◆ DATA FOR PROCESSING

==================================================

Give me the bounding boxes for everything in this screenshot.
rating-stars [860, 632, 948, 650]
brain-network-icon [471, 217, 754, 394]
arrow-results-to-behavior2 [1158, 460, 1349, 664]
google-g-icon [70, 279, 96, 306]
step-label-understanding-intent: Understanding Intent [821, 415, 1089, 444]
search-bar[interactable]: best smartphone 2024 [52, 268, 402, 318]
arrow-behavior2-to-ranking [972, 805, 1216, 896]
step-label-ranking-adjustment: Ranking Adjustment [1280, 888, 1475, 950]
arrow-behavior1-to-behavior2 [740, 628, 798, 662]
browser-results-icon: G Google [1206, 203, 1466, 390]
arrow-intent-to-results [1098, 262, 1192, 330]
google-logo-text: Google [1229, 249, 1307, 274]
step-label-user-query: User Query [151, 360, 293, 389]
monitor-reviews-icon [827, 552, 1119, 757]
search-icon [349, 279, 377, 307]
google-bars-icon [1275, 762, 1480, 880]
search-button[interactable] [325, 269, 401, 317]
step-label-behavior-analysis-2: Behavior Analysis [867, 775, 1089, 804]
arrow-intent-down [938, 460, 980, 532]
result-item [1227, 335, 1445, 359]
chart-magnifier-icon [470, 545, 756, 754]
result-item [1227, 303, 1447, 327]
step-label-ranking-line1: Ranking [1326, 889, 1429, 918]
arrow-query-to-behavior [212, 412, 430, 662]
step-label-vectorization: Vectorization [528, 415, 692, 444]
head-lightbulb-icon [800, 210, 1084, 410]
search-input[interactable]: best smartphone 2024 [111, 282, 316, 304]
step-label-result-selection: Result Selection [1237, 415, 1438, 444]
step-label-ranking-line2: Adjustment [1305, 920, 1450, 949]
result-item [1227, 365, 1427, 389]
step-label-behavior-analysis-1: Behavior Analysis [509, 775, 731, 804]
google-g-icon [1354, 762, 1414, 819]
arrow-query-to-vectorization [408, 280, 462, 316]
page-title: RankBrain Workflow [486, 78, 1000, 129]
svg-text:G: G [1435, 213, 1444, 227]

==================================================

◆ PROBLEM DESCRIPTION
Rewrite every item above as a numbered list, leaving out any blank lines.

◆ SOLUTION TO THE PROBLEM
1. Give me the bounding boxes for everything in this screenshot.
2. rating-stars [860, 632, 948, 650]
3. brain-network-icon [471, 217, 754, 394]
4. arrow-results-to-behavior2 [1158, 460, 1349, 664]
5. google-g-icon [70, 279, 96, 306]
6. step-label-understanding-intent: Understanding Intent [821, 415, 1089, 444]
7. search-bar[interactable]: best smartphone 2024 [52, 268, 402, 318]
8. arrow-behavior2-to-ranking [972, 805, 1216, 896]
9. step-label-ranking-adjustment: Ranking Adjustment [1280, 888, 1475, 950]
10. arrow-behavior1-to-behavior2 [740, 628, 798, 662]
11. browser-results-icon: G Google [1206, 203, 1466, 390]
12. arrow-intent-to-results [1098, 262, 1192, 330]
13. google-logo-text: Google [1229, 249, 1307, 274]
14. step-label-user-query: User Query [151, 360, 293, 389]
15. monitor-reviews-icon [827, 552, 1119, 757]
16. search-icon [349, 279, 377, 307]
17. google-bars-icon [1275, 762, 1480, 880]
18. search-button[interactable] [325, 269, 401, 317]
19. step-label-behavior-analysis-2: Behavior Analysis [867, 775, 1089, 804]
20. arrow-intent-down [938, 460, 980, 532]
21. result-item [1227, 335, 1445, 359]
22. chart-magnifier-icon [470, 545, 756, 754]
23. result-item [1227, 303, 1447, 327]
24. step-label-ranking-line1: Ranking [1326, 889, 1429, 918]
25. arrow-query-to-behavior [212, 412, 430, 662]
26. step-label-vectorization: Vectorization [528, 415, 692, 444]
27. head-lightbulb-icon [800, 210, 1084, 410]
28. search-input[interactable]: best smartphone 2024 [111, 282, 316, 304]
29. step-label-result-selection: Result Selection [1237, 415, 1438, 444]
30. step-label-ranking-line2: Adjustment [1305, 920, 1450, 949]
31. result-item [1227, 365, 1427, 389]
32. step-label-behavior-analysis-1: Behavior Analysis [509, 775, 731, 804]
33. google-g-icon [1354, 762, 1414, 819]
34. arrow-query-to-vectorization [408, 280, 462, 316]
35. page-title: RankBrain Workflow [486, 78, 1000, 129]
36. svg-text:G: G [1435, 213, 1444, 227]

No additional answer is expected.